Exercise
Retype the listing that follows, exactly as written.
— begin —
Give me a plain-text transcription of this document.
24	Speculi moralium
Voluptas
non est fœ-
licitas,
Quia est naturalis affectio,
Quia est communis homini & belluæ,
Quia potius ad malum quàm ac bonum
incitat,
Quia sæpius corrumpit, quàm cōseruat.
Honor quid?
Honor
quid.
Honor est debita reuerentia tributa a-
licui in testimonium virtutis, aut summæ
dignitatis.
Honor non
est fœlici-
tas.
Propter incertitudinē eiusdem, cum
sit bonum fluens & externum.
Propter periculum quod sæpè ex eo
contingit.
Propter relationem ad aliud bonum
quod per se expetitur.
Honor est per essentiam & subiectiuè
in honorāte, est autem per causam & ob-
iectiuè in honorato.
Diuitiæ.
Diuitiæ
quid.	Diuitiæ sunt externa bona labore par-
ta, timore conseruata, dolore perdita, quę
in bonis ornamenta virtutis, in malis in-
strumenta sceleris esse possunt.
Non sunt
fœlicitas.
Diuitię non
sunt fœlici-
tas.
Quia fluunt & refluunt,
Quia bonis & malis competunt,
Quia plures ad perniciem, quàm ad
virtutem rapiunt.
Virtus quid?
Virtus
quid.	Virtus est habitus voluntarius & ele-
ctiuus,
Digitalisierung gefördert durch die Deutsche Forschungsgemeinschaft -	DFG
— end —
Written response
Give me a plain-text transcription of this document.
24	Speculi moralium
Voluptas
non est fœ-
licitas,
Quia est naturalis affectio,
Quia est communis homini & belluæ,
Quia potius ad malum quàm ac bonum
incitat,
Quia sæpius corrumpit, quàm cōseruat.
Honor quid?
Honor
quid.
Honor est debita reuerentia tributa a-
licui in testimonium virtutis, aut summæ
dignitatis.
Honor non
est fœlici-
tas.
Propter incertitudinē eiusdem, cum
sit bonum fluens & externum.
Propter periculum quod sæpè ex eo
contingit.
Propter relationem ad aliud bonum
quod per se expetitur.
Honor est per essentiam & subiectiuè
in honorāte, est autem per causam & ob-
iectiuè in honorato.
Diuitiæ.
Diuitiæ
quid.	Diuitiæ sunt externa bona labore par-
ta, timore conseruata, dolore perdita, quę
in bonis ornamenta virtutis, in malis in-
strumenta sceleris esse possunt.
Non sunt
fœlicitas.
Diuitię non
sunt fœlici-
tas.
Quia fluunt & refluunt,
Quia bonis & malis competunt,
Quia plures ad perniciem, quàm ad
virtutem rapiunt.
Virtus quid?
Virtus
quid.	Virtus est habitus voluntarius & ele-
ctiuus,
Digitalisierung gefördert durch die Deutsche Forschungsgemeinschaft -	DFG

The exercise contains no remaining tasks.